** Document extract **
The basic answer to why applications still are not very multithreading capable is that "its hard to do". Iif you accept for now that multithreading is not cake easy, and not generally practiced, we can talk about what that means in multitasking (and multicore) terms. Even though the impact of multithreading is 40 years old, it is central to multicore solutions today.
Actually, the fact that programmers don't like to build multithreaded applications has been known for a long time. A far easier goal for multiprocessing operating systems was to run multiple processes in parallel. This is what enabled mainframes to have multiple terminals, and finally killed off the batch systems, and struck a massive blow for computer democracy. Large timeshare systems bought mainframes to the people just in time for them to get killed off by microcomputers.
With the advent of windowed user interfaces and the internet, multiprocessing took off again. The first generally available windowing interfaces were single task/cooperative, including Windows and the Mac OS. This changed in 1995 for Windows, and later for the Mac, as they dropped the cooperative model at last, and embraced multitasking. Now, looking at my current desktop, I am editting a web page, looking at another, running a DOS command line window, and editing code in another, and at the same time, getting my favorite French radio station from half a world away in the background. This would be difficult or impossible if the "cooperative" model had persisted.
So the simple answer about how multicore has affected real application use is that it is a gangbuster success: at multiprocessing, but not at multithreading. In other words, running multiple applications, in different windows, has worked well for multicore implementations. But getting each application to run faster, outside of a few "heroic" applications like Matlab, has been a drag. This is not news, and in fact EE Times has been publishing opinions to this effect as folks ponder the potential speed improvement of advancing multicore use.

** Listed entries **
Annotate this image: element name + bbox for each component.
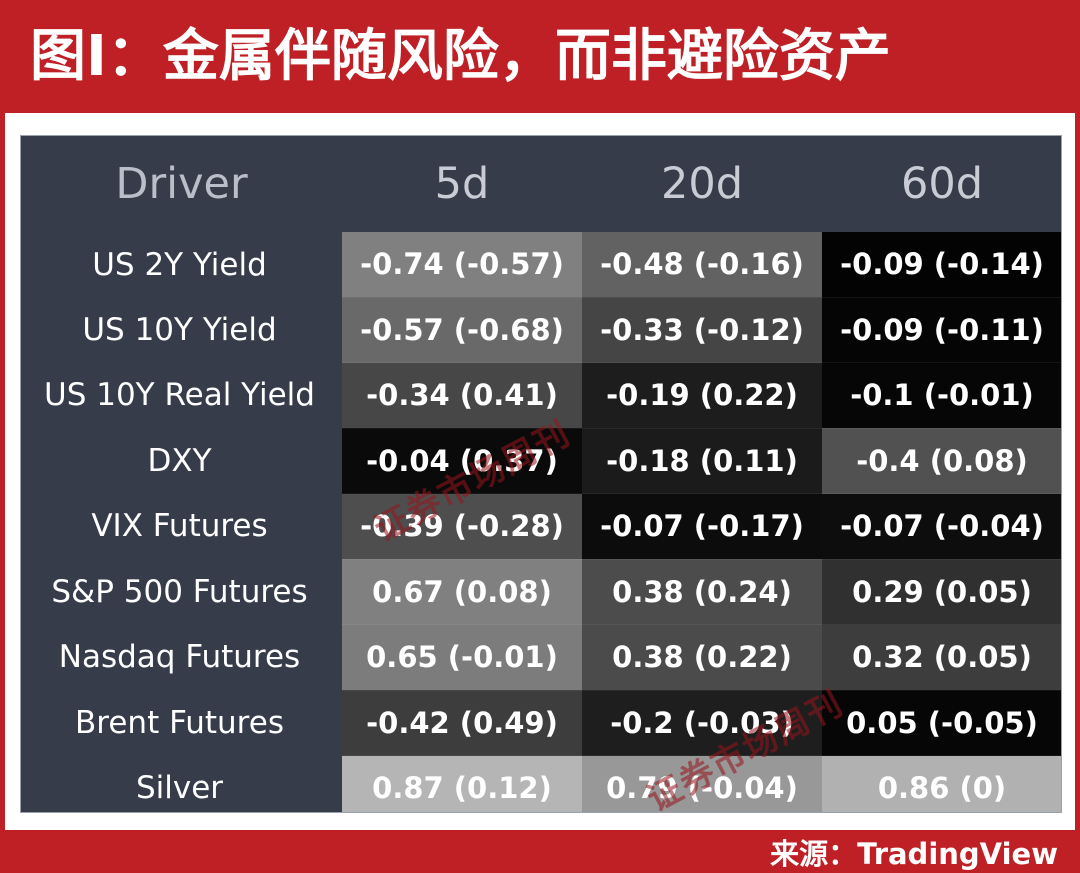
heatmap-cell: -0.4 (0.08): [822, 428, 1061, 494]
correlation-table: Driver 5d 20d 60d US 2Y Yield -0.74 (-0.5…: [21, 136, 1061, 812]
heatmap-cell: -0.07 (-0.17): [582, 493, 822, 560]
table-header: Driver 5d 20d 60d: [21, 136, 1061, 232]
row-label: Silver: [21, 755, 342, 812]
table-body: US 2Y Yield -0.74 (-0.57) -0.48 (-0.16) -0.…: [21, 232, 1061, 812]
heatmap-cell: 0.05 (-0.05): [822, 690, 1061, 756]
heatmap-cell: -0.74 (-0.57): [342, 232, 582, 298]
table-header-row: Driver 5d 20d 60d: [21, 136, 1061, 232]
heatmap-cell: -0.33 (-0.12): [582, 297, 822, 363]
heatmap-cell: -0.04 (0.37): [342, 428, 582, 494]
heatmap-cell: -0.34 (0.41): [342, 362, 582, 429]
column-header-60d: 60d: [822, 136, 1061, 232]
column-header-driver: Driver: [21, 136, 342, 232]
title-bar: 图I：金属伴随风险，而非避险资产: [5, 0, 1075, 113]
row-label: DXY: [21, 428, 342, 494]
source-label: 来源：TradingView: [770, 836, 1058, 871]
table-row: US 10Y Real Yield -0.34 (0.41) -0.19 (0.22…: [21, 362, 1061, 429]
row-label: US 2Y Yield: [21, 232, 342, 297]
footer-bar: 来源：TradingView: [5, 830, 1075, 873]
row-label: Brent Futures: [21, 690, 342, 756]
heatmap-cell: -0.2 (-0.03): [582, 690, 822, 756]
heatmap-cell: -0.57 (-0.68): [342, 297, 582, 363]
table-row: Silver 0.87 (0.12) 0.79 (-0.04) 0.86 (0): [21, 755, 1061, 812]
heatmap-cell: -0.39 (-0.28): [342, 493, 582, 560]
row-label: US 10Y Yield: [21, 297, 342, 363]
row-label: VIX Futures: [21, 493, 342, 559]
heatmap-cell: -0.1 (-0.01): [822, 362, 1061, 429]
heatmap-cell: -0.19 (0.22): [582, 362, 822, 429]
heatmap-cell: 0.86 (0): [822, 755, 1061, 812]
column-header-20d: 20d: [582, 136, 822, 232]
correlation-table-container: Driver 5d 20d 60d US 2Y Yield -0.74 (-0.5…: [20, 135, 1062, 813]
row-label: S&P 500 Futures: [21, 559, 342, 625]
heatmap-cell: 0.65 (-0.01): [342, 624, 582, 691]
heatmap-cell: 0.32 (0.05): [822, 624, 1061, 691]
table-row: Brent Futures -0.42 (0.49) -0.2 (-0.03) 0.0…: [21, 690, 1061, 756]
heatmap-cell: 0.87 (0.12): [342, 755, 582, 812]
heatmap-cell: -0.48 (-0.16): [582, 232, 822, 298]
heatmap-cell: 0.38 (0.24): [582, 559, 822, 625]
table-row: US 2Y Yield -0.74 (-0.57) -0.48 (-0.16) -0.…: [21, 232, 1061, 298]
heatmap-cell: 0.67 (0.08): [342, 559, 582, 625]
heatmap-cell: 0.79 (-0.04): [582, 755, 822, 812]
page-title: 图I：金属伴随风险，而非避险资产: [30, 23, 891, 89]
heatmap-cell: -0.09 (-0.14): [822, 232, 1061, 298]
table-row: VIX Futures -0.39 (-0.28) -0.07 (-0.17) -0.…: [21, 493, 1061, 560]
heatmap-cell: -0.18 (0.11): [582, 428, 822, 494]
table-row: S&P 500 Futures 0.67 (0.08) 0.38 (0.24) 0.2…: [21, 559, 1061, 625]
row-label: Nasdaq Futures: [21, 624, 342, 690]
table-row: Nasdaq Futures 0.65 (-0.01) 0.38 (0.22) 0.3…: [21, 624, 1061, 691]
table-row: DXY -0.04 (0.37) -0.18 (0.11) -0.4 (0.08): [21, 428, 1061, 494]
heatmap-cell: 0.29 (0.05): [822, 559, 1061, 625]
table-row: US 10Y Yield -0.57 (-0.68) -0.33 (-0.12) -0…: [21, 297, 1061, 363]
row-label: US 10Y Real Yield: [21, 362, 342, 428]
heatmap-cell: 0.38 (0.22): [582, 624, 822, 691]
heatmap-cell: -0.09 (-0.11): [822, 297, 1061, 363]
heatmap-cell: -0.42 (0.49): [342, 690, 582, 756]
heatmap-cell: -0.07 (-0.04): [822, 493, 1061, 560]
column-header-5d: 5d: [342, 136, 582, 232]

** Set tasks **
a – In the multicore passage, in what year did Windows drop the cooperative model?
b – Reproduce the multicore passage starting with "The basic answer" and going on through "multicore solutions today.", putting "concurrency" wherever "multithreading" appears.

** In response **
a – 1995

b –
The basic answer to why applications still are not very concurrency capable is that "its hard to do". Iif you accept for now that concurrency is not cake easy, and not generally practiced, we can talk about what that means in multitasking (and multicore) terms. Even though the impact of concurrency is 40 years old, it is central to multicore solutions today.